Directive:
All entries must be repeated exactly; do not include the pictures.

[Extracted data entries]
┌──

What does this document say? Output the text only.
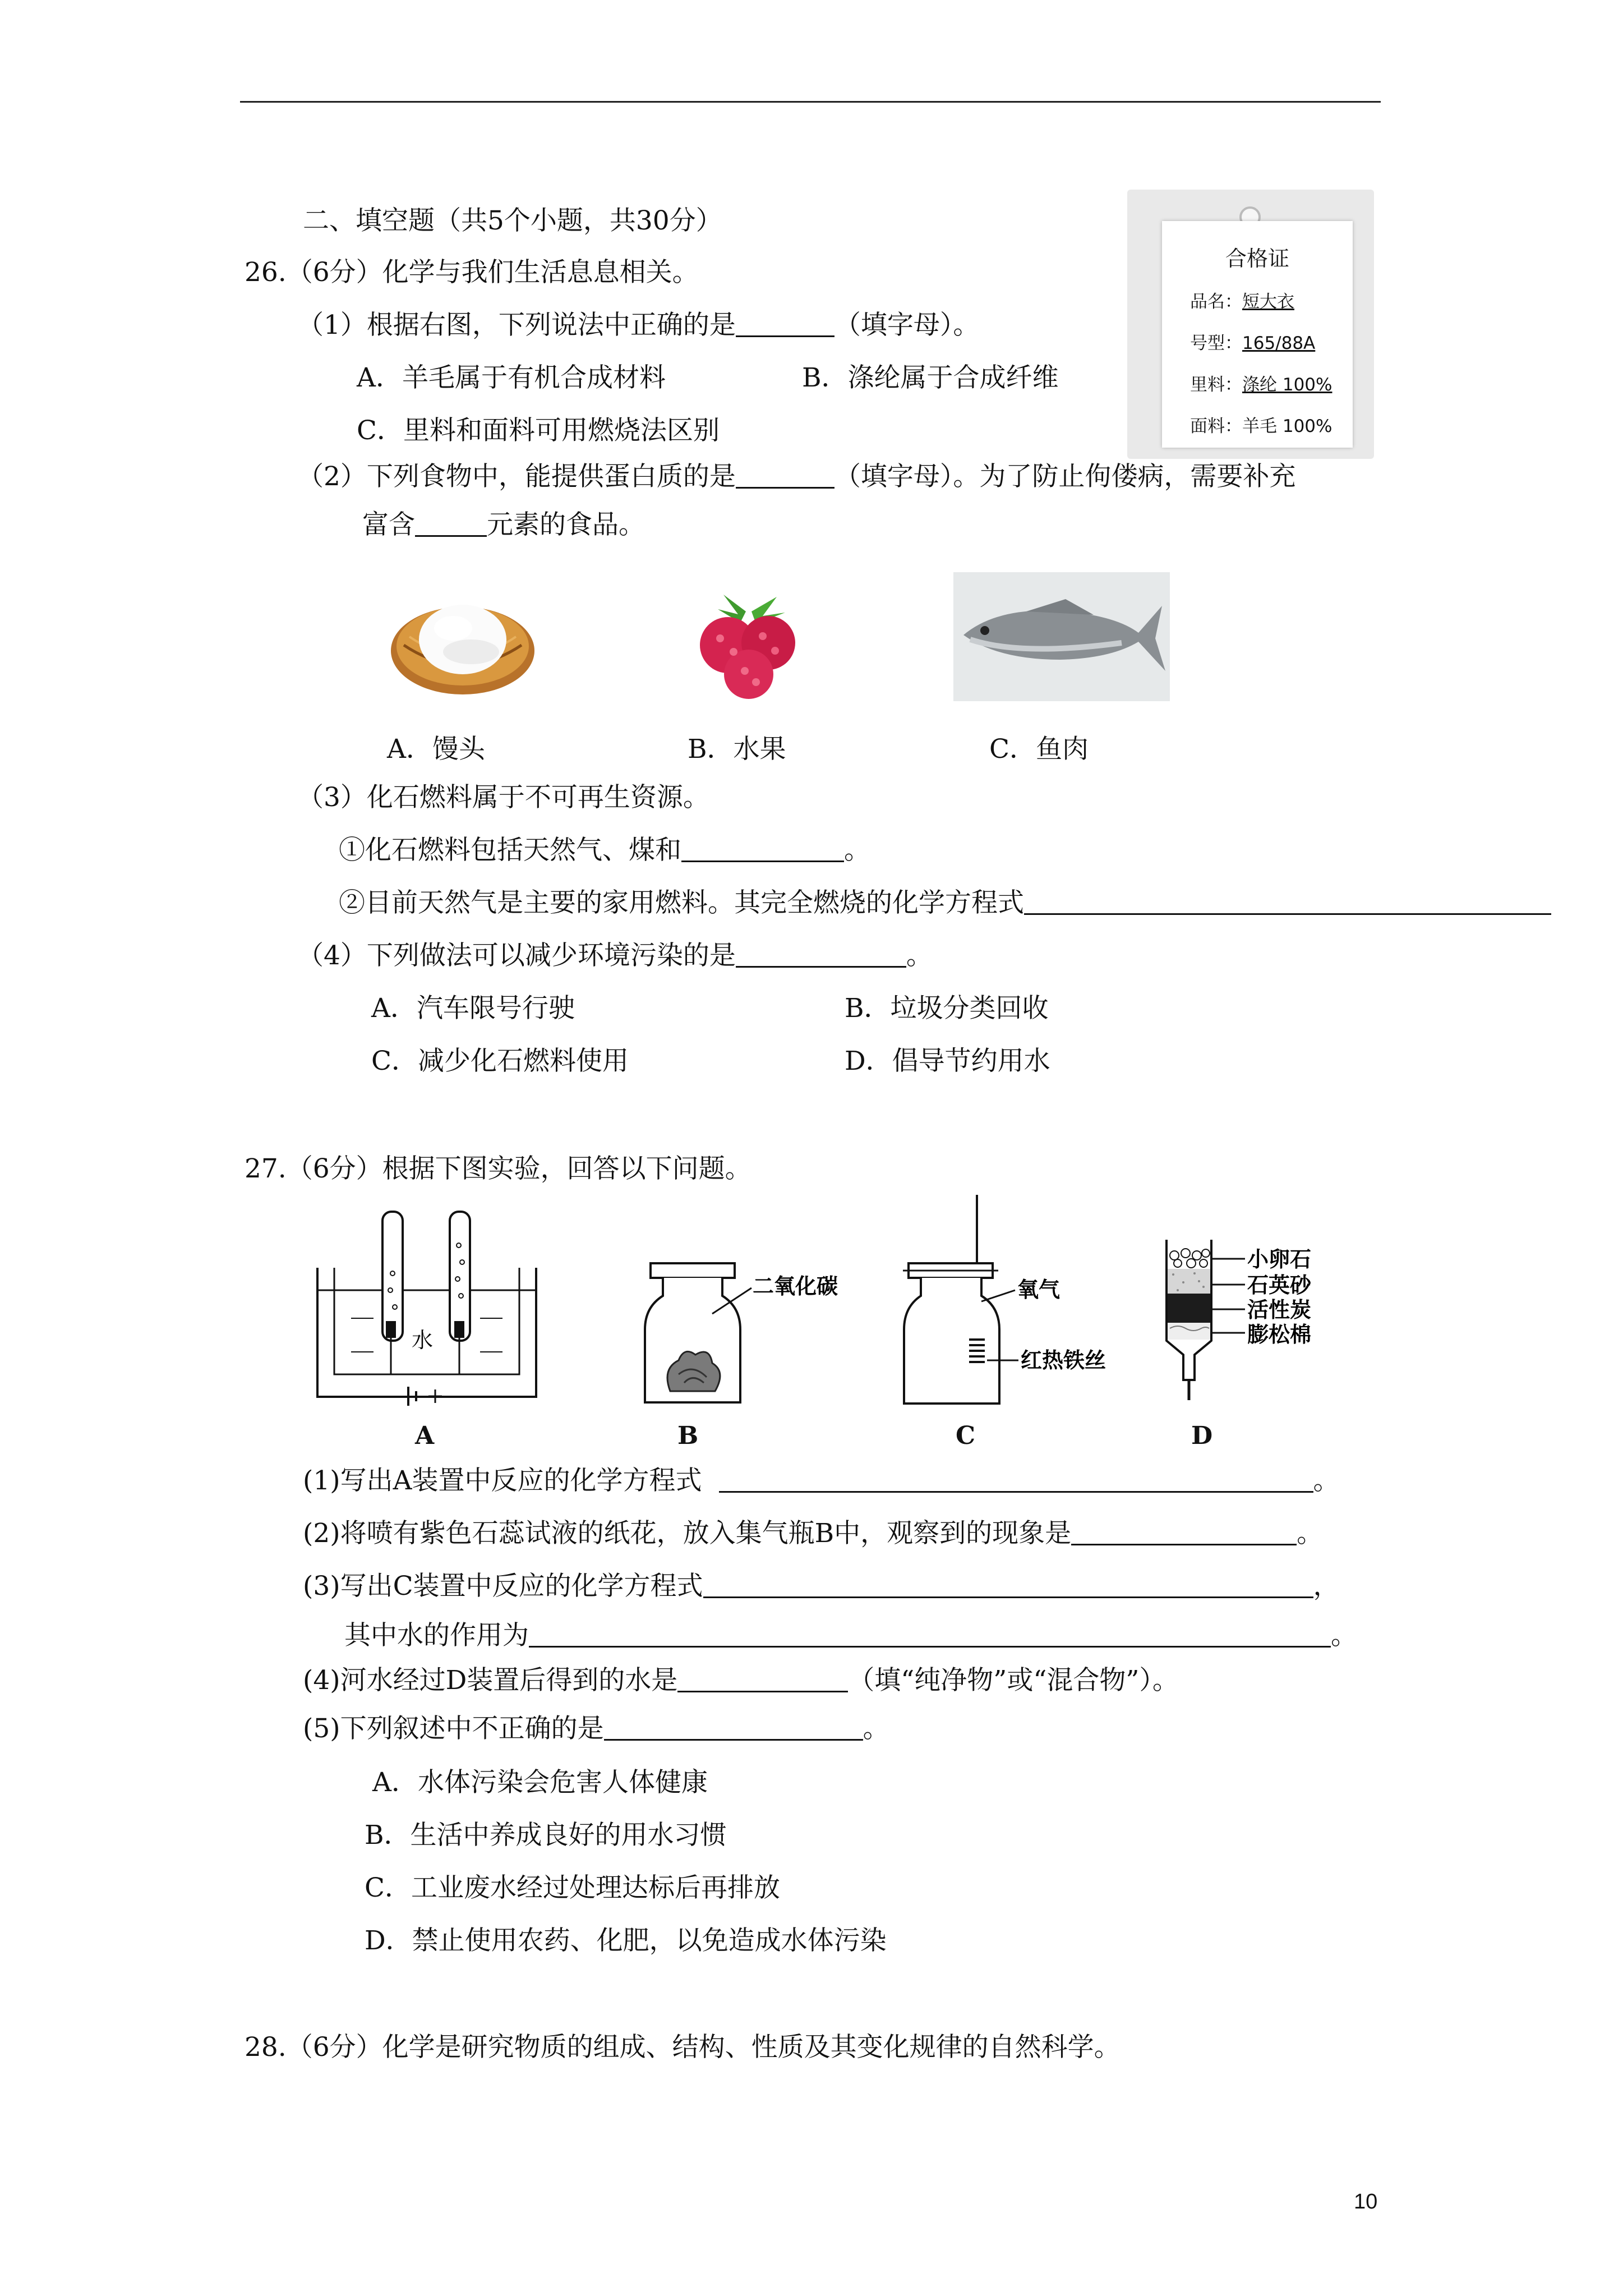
二、填空题（共5个小题，共30分）
26.（6分）化学与我们生活息息相关。
（1）根据右图，下列说法中正确的是	（填字母）。
A．羊毛属于有机合成材料	B．涤纶属于合成纤维
C．里料和面料可用燃烧法区别
合格证
品名：短大衣
号型：165/88A
里料：涤纶 100%
面料：羊毛 100%
（2）下列食物中，能提供蛋白质的是	（填字母）。为了防止佝偻病，需要补充
富含	元素的食品。
A．馒头	B．水果	C．鱼肉
（3）化石燃料属于不可再生资源。
①化石燃料包括天然气、煤和	。
②目前天然气是主要的家用燃料。其完全燃烧的化学方程式
（4）下列做法可以减少环境污染的是	。
A．汽车限号行驶	B．垃圾分类回收
C．减少化石燃料使用	D．倡导节约用水
27.（6分）根据下图实验，回答以下问题。
水
二氧化碳	氧气
红热铁丝
小卵石
石英砂
活性炭
膨松棉
A	B	C	D
(1)写出A装置中反应的化学方程式	。
(2)将喷有紫色石蕊试液的纸花，放入集气瓶B中，观察到的现象是	。
(3)写出C装置中反应的化学方程式	，
其中水的作用为	。
(4)河水经过D装置后得到的水是	（填“纯净物”或“混合物”）。
(5)下列叙述中不正确的是	。
A．水体污染会危害人体健康
B．生活中养成良好的用水习惯
C．工业废水经过处理达标后再排放
D．禁止使用农药、化肥，以免造成水体污染
28.（6分）化学是研究物质的组成、结构、性质及其变化规律的自然科学。
10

└──

Written response:
What does this document say? Output the text only.
二、填空题（共5个小题，共30分）
26.（6分）化学与我们生活息息相关。
（1）根据右图，下列说法中正确的是	（填字母）。
A．羊毛属于有机合成材料	B．涤纶属于合成纤维
C．里料和面料可用燃烧法区别
合格证
品名：短大衣
号型：165/88A
里料：涤纶 100%
面料：羊毛 100%
（2）下列食物中，能提供蛋白质的是	（填字母）。为了防止佝偻病，需要补充
富含	元素的食品。
A．馒头	B．水果	C．鱼肉
（3）化石燃料属于不可再生资源。
①化石燃料包括天然气、煤和	。
②目前天然气是主要的家用燃料。其完全燃烧的化学方程式
（4）下列做法可以减少环境污染的是	。
A．汽车限号行驶	B．垃圾分类回收
C．减少化石燃料使用	D．倡导节约用水
27.（6分）根据下图实验，回答以下问题。
水
二氧化碳	氧气
红热铁丝
小卵石
石英砂
活性炭
膨松棉
A	B	C	D
(1)写出A装置中反应的化学方程式	。
(2)将喷有紫色石蕊试液的纸花，放入集气瓶B中，观察到的现象是	。
(3)写出C装置中反应的化学方程式	，
其中水的作用为	。
(4)河水经过D装置后得到的水是	（填“纯净物”或“混合物”）。
(5)下列叙述中不正确的是	。
A．水体污染会危害人体健康
B．生活中养成良好的用水习惯
C．工业废水经过处理达标后再排放
D．禁止使用农药、化肥，以免造成水体污染
28.（6分）化学是研究物质的组成、结构、性质及其变化规律的自然科学。
10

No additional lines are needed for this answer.